§ **Figure dataset records**

[Start of section]

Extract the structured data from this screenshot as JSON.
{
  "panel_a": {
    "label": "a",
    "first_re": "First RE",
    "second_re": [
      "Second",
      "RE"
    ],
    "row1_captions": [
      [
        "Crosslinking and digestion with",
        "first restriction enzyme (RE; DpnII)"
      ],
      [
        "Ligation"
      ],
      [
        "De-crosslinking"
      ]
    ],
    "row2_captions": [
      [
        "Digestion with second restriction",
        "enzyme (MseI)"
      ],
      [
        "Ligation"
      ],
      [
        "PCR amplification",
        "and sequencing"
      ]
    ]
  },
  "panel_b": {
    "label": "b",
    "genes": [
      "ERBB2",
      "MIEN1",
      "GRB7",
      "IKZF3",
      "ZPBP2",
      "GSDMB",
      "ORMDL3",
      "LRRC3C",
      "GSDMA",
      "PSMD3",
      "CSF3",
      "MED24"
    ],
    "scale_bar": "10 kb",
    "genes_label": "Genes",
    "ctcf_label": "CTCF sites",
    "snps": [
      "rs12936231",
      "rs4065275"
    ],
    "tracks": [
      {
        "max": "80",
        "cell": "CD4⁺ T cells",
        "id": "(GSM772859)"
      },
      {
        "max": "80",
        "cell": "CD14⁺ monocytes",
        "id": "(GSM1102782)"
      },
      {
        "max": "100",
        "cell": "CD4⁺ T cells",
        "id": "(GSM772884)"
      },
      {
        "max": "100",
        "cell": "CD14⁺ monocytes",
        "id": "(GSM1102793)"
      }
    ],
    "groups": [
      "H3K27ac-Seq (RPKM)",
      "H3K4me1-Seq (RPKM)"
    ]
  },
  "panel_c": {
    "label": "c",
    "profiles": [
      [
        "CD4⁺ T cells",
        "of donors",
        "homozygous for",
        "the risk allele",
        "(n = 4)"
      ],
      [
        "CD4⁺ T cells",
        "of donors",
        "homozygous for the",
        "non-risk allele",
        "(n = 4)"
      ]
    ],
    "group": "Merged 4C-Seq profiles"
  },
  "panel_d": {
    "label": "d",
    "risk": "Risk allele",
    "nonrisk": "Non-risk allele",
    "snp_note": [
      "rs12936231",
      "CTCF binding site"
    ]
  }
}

[End of section]

§ **Exercise brief**
Select the lines from the entries that include the word "with".

§ **Exercise output**
        "Crosslinking and digestion with",
        "Digestion with second restriction",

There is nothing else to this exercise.